- **WHAT NEEDS TO BE DONE**
Report the total number of lines that include the string "открытия", without any other text.

○ ○ ○ ○

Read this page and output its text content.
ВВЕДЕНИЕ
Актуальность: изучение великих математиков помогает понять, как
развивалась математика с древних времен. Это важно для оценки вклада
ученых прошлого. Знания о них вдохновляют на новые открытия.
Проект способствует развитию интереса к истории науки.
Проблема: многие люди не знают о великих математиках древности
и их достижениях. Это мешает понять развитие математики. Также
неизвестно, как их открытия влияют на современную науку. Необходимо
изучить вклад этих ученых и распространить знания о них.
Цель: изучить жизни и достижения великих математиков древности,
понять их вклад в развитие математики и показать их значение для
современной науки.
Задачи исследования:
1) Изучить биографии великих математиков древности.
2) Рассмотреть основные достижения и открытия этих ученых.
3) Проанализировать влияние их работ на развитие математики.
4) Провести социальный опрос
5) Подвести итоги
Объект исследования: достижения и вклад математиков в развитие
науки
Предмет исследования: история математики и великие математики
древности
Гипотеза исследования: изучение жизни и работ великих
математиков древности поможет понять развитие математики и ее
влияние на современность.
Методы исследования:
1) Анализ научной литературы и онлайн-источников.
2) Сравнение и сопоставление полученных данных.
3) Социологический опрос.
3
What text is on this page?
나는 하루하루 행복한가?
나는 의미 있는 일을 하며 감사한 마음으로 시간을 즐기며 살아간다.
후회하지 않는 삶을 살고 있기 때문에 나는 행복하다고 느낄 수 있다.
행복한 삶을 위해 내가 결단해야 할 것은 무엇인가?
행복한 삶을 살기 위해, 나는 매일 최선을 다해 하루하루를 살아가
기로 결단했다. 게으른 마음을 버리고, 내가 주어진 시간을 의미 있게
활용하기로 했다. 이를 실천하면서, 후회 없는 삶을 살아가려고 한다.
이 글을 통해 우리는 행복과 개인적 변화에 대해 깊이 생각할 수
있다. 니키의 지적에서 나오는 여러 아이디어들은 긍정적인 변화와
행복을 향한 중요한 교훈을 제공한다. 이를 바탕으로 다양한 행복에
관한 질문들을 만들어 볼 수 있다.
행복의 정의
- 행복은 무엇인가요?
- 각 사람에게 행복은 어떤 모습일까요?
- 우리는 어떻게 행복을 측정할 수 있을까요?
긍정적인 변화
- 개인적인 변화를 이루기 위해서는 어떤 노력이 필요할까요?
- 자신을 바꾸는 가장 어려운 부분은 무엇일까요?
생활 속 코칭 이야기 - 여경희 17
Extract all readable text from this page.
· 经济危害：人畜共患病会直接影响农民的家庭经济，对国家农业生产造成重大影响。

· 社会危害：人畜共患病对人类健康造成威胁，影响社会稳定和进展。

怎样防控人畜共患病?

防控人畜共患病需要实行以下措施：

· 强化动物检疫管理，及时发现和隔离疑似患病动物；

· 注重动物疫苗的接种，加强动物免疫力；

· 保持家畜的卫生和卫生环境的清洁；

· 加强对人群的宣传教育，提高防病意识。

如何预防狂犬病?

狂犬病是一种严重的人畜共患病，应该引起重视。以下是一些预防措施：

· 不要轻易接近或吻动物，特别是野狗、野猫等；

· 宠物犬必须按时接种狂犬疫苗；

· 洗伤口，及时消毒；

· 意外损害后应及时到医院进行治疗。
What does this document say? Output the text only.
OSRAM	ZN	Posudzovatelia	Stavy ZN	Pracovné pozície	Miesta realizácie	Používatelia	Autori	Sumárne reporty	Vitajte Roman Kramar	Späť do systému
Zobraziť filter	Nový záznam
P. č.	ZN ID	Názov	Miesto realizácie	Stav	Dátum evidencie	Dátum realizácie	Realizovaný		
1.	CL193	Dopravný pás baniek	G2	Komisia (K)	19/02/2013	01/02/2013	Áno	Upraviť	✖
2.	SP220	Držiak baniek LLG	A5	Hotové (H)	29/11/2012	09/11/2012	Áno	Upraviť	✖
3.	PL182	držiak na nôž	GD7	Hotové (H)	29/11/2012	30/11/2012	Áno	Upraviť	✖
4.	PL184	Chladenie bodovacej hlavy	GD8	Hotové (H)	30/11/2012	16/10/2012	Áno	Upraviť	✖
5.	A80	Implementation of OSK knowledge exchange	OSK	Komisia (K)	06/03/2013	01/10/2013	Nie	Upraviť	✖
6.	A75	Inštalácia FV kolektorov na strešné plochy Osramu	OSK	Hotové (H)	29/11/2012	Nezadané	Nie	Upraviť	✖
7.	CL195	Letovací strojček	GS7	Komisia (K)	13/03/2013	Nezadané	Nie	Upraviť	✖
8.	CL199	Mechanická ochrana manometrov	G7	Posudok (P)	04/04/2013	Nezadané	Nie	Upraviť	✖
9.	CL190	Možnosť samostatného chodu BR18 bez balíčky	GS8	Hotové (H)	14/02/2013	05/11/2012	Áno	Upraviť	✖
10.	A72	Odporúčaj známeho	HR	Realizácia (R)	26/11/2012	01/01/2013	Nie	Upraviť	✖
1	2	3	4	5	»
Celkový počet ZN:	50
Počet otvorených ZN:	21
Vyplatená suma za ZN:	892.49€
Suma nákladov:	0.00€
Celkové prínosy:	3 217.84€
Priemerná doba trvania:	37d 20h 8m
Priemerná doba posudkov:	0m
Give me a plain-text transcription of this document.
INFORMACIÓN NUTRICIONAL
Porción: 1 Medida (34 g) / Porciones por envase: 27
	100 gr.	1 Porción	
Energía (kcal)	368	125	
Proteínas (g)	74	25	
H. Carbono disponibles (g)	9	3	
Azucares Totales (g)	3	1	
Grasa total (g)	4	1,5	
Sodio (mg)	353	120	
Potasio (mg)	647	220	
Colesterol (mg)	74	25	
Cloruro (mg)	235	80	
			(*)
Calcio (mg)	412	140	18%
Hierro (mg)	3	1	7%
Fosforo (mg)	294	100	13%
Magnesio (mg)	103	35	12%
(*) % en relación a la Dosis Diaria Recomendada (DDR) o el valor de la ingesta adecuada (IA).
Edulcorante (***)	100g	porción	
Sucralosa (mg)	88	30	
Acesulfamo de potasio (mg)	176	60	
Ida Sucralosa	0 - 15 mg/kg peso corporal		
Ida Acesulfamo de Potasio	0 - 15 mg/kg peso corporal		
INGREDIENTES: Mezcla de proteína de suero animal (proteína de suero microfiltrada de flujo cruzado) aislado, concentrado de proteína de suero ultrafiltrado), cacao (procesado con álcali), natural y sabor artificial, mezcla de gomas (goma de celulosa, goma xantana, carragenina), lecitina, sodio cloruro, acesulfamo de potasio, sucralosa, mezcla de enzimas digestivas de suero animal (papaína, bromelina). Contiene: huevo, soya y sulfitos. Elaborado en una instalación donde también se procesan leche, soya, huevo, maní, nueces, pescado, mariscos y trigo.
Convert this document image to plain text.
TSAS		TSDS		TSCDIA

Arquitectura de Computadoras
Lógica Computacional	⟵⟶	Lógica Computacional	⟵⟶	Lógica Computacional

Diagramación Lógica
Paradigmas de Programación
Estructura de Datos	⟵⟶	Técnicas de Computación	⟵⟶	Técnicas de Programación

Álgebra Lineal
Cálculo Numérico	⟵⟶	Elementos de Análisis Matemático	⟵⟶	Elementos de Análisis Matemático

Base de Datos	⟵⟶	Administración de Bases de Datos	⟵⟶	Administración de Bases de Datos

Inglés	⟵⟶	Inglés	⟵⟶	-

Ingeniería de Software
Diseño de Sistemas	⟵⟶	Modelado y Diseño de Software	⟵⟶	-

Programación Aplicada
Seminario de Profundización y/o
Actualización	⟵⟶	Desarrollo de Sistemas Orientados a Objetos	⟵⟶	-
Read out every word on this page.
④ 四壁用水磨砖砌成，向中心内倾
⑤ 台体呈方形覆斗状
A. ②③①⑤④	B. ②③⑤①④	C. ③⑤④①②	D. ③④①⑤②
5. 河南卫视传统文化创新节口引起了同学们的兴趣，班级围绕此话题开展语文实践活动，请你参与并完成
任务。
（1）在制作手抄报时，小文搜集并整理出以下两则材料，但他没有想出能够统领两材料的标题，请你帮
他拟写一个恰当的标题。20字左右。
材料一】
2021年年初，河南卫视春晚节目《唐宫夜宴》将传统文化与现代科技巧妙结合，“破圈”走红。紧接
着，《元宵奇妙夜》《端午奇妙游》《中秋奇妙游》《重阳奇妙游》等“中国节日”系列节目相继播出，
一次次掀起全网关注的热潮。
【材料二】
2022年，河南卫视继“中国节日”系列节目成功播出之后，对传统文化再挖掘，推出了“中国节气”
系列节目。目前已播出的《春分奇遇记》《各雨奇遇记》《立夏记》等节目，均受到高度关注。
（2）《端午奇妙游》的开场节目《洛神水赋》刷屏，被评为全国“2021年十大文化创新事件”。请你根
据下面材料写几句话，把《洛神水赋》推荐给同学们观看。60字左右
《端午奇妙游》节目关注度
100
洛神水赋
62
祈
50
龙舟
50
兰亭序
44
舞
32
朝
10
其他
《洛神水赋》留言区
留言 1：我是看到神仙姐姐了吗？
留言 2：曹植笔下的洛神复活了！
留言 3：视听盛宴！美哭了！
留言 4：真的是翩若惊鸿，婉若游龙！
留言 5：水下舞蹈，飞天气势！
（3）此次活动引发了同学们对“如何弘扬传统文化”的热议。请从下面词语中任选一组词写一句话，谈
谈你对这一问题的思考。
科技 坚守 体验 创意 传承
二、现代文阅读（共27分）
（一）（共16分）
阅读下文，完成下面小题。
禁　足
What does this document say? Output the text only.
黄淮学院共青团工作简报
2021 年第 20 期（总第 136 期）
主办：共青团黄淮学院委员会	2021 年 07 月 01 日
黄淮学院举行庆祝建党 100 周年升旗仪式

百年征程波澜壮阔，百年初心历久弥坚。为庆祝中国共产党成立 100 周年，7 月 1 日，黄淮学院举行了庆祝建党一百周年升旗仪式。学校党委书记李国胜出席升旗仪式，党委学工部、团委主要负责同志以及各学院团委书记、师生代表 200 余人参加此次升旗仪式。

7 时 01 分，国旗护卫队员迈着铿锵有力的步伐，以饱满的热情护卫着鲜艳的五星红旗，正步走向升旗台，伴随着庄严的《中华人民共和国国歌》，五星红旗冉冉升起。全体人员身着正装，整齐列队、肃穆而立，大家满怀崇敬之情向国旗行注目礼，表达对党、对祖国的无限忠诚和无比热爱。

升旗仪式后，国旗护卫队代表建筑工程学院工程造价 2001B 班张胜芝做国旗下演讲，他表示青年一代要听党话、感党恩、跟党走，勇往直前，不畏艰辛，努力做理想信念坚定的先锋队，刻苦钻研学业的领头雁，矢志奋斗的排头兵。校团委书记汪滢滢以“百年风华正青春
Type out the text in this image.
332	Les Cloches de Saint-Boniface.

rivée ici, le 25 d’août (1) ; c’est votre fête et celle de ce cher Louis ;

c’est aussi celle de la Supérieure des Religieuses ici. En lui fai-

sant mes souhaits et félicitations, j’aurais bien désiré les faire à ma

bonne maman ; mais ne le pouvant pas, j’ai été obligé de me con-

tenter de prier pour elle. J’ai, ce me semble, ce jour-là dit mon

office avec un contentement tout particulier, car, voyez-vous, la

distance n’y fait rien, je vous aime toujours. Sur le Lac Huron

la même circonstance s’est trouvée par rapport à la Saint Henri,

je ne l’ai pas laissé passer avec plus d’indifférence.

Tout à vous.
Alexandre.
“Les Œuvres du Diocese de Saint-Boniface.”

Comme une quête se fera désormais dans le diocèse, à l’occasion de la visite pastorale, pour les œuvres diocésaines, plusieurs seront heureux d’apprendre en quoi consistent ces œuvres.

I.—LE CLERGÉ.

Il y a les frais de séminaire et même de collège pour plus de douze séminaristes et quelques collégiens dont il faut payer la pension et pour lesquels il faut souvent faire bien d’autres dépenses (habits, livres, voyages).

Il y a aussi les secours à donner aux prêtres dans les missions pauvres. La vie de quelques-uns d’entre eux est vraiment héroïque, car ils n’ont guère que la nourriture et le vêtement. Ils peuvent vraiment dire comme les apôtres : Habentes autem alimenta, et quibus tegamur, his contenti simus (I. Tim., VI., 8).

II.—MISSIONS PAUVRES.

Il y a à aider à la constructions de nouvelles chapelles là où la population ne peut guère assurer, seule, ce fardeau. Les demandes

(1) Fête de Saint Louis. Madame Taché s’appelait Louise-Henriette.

○ ○ ○ ○

- **OUTPUT OF THE TASK**
3